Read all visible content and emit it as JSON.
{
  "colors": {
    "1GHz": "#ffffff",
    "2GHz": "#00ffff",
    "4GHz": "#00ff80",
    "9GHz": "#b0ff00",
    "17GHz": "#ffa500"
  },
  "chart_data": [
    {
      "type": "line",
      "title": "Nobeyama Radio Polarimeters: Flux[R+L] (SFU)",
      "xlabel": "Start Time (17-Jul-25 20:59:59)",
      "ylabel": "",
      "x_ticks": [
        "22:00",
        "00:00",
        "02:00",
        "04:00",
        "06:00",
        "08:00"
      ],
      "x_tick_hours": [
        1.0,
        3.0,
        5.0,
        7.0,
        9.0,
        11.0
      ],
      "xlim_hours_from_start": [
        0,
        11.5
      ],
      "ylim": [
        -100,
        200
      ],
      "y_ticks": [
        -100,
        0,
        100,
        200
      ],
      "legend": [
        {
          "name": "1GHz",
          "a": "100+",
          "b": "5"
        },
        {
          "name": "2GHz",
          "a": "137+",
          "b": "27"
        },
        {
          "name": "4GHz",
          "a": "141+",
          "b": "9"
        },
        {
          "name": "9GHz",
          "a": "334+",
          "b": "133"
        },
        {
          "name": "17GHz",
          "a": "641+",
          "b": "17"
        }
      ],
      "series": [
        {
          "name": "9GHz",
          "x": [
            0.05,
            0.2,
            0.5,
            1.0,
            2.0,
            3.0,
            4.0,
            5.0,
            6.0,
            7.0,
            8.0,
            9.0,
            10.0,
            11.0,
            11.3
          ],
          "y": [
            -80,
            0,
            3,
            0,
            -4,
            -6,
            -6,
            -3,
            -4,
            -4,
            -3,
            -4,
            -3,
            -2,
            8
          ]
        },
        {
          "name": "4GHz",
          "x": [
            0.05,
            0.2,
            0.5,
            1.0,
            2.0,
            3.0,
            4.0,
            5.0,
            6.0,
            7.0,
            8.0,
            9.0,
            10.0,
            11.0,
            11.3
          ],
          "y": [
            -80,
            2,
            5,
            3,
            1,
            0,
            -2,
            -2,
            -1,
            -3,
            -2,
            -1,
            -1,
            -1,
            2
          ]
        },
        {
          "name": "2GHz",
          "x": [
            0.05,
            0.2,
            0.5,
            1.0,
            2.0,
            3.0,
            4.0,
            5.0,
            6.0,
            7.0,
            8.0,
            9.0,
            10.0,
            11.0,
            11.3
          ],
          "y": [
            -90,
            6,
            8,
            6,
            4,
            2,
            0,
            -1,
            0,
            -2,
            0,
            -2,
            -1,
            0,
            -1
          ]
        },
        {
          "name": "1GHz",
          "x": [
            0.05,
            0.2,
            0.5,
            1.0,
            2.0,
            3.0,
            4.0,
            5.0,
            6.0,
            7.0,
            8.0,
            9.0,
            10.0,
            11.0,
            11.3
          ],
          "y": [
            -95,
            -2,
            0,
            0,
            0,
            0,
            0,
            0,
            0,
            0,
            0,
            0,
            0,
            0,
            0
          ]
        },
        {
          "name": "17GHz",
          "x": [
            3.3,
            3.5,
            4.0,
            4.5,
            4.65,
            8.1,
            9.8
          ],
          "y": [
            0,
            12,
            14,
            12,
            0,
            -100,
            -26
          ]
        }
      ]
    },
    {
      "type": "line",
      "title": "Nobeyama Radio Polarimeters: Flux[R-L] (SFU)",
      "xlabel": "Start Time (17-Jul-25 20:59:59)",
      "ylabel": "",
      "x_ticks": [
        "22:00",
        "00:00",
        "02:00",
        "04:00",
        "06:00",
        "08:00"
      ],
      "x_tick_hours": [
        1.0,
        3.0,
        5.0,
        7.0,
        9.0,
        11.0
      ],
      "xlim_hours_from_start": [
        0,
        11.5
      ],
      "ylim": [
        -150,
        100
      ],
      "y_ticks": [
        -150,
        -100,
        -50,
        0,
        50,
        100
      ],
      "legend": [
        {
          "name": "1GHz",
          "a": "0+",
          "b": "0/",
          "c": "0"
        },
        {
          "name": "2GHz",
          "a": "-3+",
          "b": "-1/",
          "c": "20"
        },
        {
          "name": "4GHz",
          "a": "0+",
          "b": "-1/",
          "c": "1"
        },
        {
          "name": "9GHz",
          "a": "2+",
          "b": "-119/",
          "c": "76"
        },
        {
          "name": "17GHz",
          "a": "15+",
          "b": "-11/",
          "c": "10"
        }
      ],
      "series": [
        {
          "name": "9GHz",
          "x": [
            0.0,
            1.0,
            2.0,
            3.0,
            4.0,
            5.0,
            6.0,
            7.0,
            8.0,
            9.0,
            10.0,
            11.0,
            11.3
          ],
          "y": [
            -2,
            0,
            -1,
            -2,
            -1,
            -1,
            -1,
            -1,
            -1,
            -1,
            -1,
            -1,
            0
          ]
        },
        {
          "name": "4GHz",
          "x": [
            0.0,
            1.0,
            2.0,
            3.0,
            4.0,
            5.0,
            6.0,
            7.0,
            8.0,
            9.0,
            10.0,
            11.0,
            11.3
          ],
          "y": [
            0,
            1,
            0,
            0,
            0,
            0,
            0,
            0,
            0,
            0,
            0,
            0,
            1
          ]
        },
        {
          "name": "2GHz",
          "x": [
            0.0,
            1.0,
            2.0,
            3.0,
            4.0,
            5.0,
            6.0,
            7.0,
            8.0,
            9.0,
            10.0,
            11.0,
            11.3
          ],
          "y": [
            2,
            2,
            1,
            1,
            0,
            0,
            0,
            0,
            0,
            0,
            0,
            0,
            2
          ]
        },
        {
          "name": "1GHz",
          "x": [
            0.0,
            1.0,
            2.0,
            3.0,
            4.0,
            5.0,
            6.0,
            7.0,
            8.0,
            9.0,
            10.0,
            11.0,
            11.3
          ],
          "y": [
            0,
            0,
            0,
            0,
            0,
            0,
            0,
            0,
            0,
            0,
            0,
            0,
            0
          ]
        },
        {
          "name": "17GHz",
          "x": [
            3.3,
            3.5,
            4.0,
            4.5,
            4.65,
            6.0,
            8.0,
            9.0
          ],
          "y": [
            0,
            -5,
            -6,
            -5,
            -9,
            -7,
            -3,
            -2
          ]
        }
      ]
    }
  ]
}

+-------+

- TASK DIRECTIONS
Write out the whole listing exactly.

- RESULT OF THE TASK
Read all visible content and emit it as JSON.
{
  "colors": {
    "1GHz": "#ffffff",
    "2GHz": "#00ffff",
    "4GHz": "#00ff80",
    "9GHz": "#b0ff00",
    "17GHz": "#ffa500"
  },
  "chart_data": [
    {
      "type": "line",
      "title": "Nobeyama Radio Polarimeters: Flux[R+L] (SFU)",
      "xlabel": "Start Time (17-Jul-25 20:59:59)",
      "ylabel": "",
      "x_ticks": [
        "22:00",
        "00:00",
        "02:00",
        "04:00",
        "06:00",
        "08:00"
      ],
      "x_tick_hours": [
        1.0,
        3.0,
        5.0,
        7.0,
        9.0,
        11.0
      ],
      "xlim_hours_from_start": [
        0,
        11.5
      ],
      "ylim": [
        -100,
        200
      ],
      "y_ticks": [
        -100,
        0,
        100,
        200
      ],
      "legend": [
        {
          "name": "1GHz",
          "a": "100+",
          "b": "5"
        },
        {
          "name": "2GHz",
          "a": "137+",
          "b": "27"
        },
        {
          "name": "4GHz",
          "a": "141+",
          "b": "9"
        },
        {
          "name": "9GHz",
          "a": "334+",
          "b": "133"
        },
        {
          "name": "17GHz",
          "a": "641+",
          "b": "17"
        }
      ],
      "series": [
        {
          "name": "9GHz",
          "x": [
            0.05,
            0.2,
            0.5,
            1.0,
            2.0,
            3.0,
            4.0,
            5.0,
            6.0,
            7.0,
            8.0,
            9.0,
            10.0,
            11.0,
            11.3
          ],
          "y": [
            -80,
            0,
            3,
            0,
            -4,
            -6,
            -6,
            -3,
            -4,
            -4,
            -3,
            -4,
            -3,
            -2,
            8
          ]
        },
        {
          "name": "4GHz",
          "x": [
            0.05,
            0.2,
            0.5,
            1.0,
            2.0,
            3.0,
            4.0,
            5.0,
            6.0,
            7.0,
            8.0,
            9.0,
            10.0,
            11.0,
            11.3
          ],
          "y": [
            -80,
            2,
            5,
            3,
            1,
            0,
            -2,
            -2,
            -1,
            -3,
            -2,
            -1,
            -1,
            -1,
            2
          ]
        },
        {
          "name": "2GHz",
          "x": [
            0.05,
            0.2,
            0.5,
            1.0,
            2.0,
            3.0,
            4.0,
            5.0,
            6.0,
            7.0,
            8.0,
            9.0,
            10.0,
            11.0,
            11.3
          ],
          "y": [
            -90,
            6,
            8,
            6,
            4,
            2,
            0,
            -1,
            0,
            -2,
            0,
            -2,
            -1,
            0,
            -1
          ]
        },
        {
          "name": "1GHz",
          "x": [
            0.05,
            0.2,
            0.5,
            1.0,
            2.0,
            3.0,
            4.0,
            5.0,
            6.0,
            7.0,
            8.0,
            9.0,
            10.0,
            11.0,
            11.3
          ],
          "y": [
            -95,
            -2,
            0,
            0,
            0,
            0,
            0,
            0,
            0,
            0,
            0,
            0,
            0,
            0,
            0
          ]
        },
        {
          "name": "17GHz",
          "x": [
            3.3,
            3.5,
            4.0,
            4.5,
            4.65,
            8.1,
            9.8
          ],
          "y": [
            0,
            12,
            14,
            12,
            0,
            -100,
            -26
          ]
        }
      ]
    },
    {
      "type": "line",
      "title": "Nobeyama Radio Polarimeters: Flux[R-L] (SFU)",
      "xlabel": "Start Time (17-Jul-25 20:59:59)",
      "ylabel": "",
      "x_ticks": [
        "22:00",
        "00:00",
        "02:00",
        "04:00",
        "06:00",
        "08:00"
      ],
      "x_tick_hours": [
        1.0,
        3.0,
        5.0,
        7.0,
        9.0,
        11.0
      ],
      "xlim_hours_from_start": [
        0,
        11.5
      ],
      "ylim": [
        -150,
        100
      ],
      "y_ticks": [
        -150,
        -100,
        -50,
        0,
        50,
        100
      ],
      "legend": [
        {
          "name": "1GHz",
          "a": "0+",
          "b": "0/",
          "c": "0"
        },
        {
          "name": "2GHz",
          "a": "-3+",
          "b": "-1/",
          "c": "20"
        },
        {
          "name": "4GHz",
          "a": "0+",
          "b": "-1/",
          "c": "1"
        },
        {
          "name": "9GHz",
          "a": "2+",
          "b": "-119/",
          "c": "76"
        },
        {
          "name": "17GHz",
          "a": "15+",
          "b": "-11/",
          "c": "10"
        }
      ],
      "series": [
        {
          "name": "9GHz",
          "x": [
            0.0,
            1.0,
            2.0,
            3.0,
            4.0,
            5.0,
            6.0,
            7.0,
            8.0,
            9.0,
            10.0,
            11.0,
            11.3
          ],
          "y": [
            -2,
            0,
            -1,
            -2,
            -1,
            -1,
            -1,
            -1,
            -1,
            -1,
            -1,
            -1,
            0
          ]
        },
        {
          "name": "4GHz",
          "x": [
            0.0,
            1.0,
            2.0,
            3.0,
            4.0,
            5.0,
            6.0,
            7.0,
            8.0,
            9.0,
            10.0,
            11.0,
            11.3
          ],
          "y": [
            0,
            1,
            0,
            0,
            0,
            0,
            0,
            0,
            0,
            0,
            0,
            0,
            1
          ]
        },
        {
          "name": "2GHz",
          "x": [
            0.0,
            1.0,
            2.0,
            3.0,
            4.0,
            5.0,
            6.0,
            7.0,
            8.0,
            9.0,
            10.0,
            11.0,
            11.3
          ],
          "y": [
            2,
            2,
            1,
            1,
            0,
            0,
            0,
            0,
            0,
            0,
            0,
            0,
            2
          ]
        },
        {
          "name": "1GHz",
          "x": [
            0.0,
            1.0,
            2.0,
            3.0,
            4.0,
            5.0,
            6.0,
            7.0,
            8.0,
            9.0,
            10.0,
            11.0,
            11.3
          ],
          "y": [
            0,
            0,
            0,
            0,
            0,
            0,
            0,
            0,
            0,
            0,
            0,
            0,
            0
          ]
        },
        {
          "name": "17GHz",
          "x": [
            3.3,
            3.5,
            4.0,
            4.5,
            4.65,
            6.0,
            8.0,
            9.0
          ],
          "y": [
            0,
            -5,
            -6,
            -5,
            -9,
            -7,
            -3,
            -2
          ]
        }
      ]
    }
  ]
}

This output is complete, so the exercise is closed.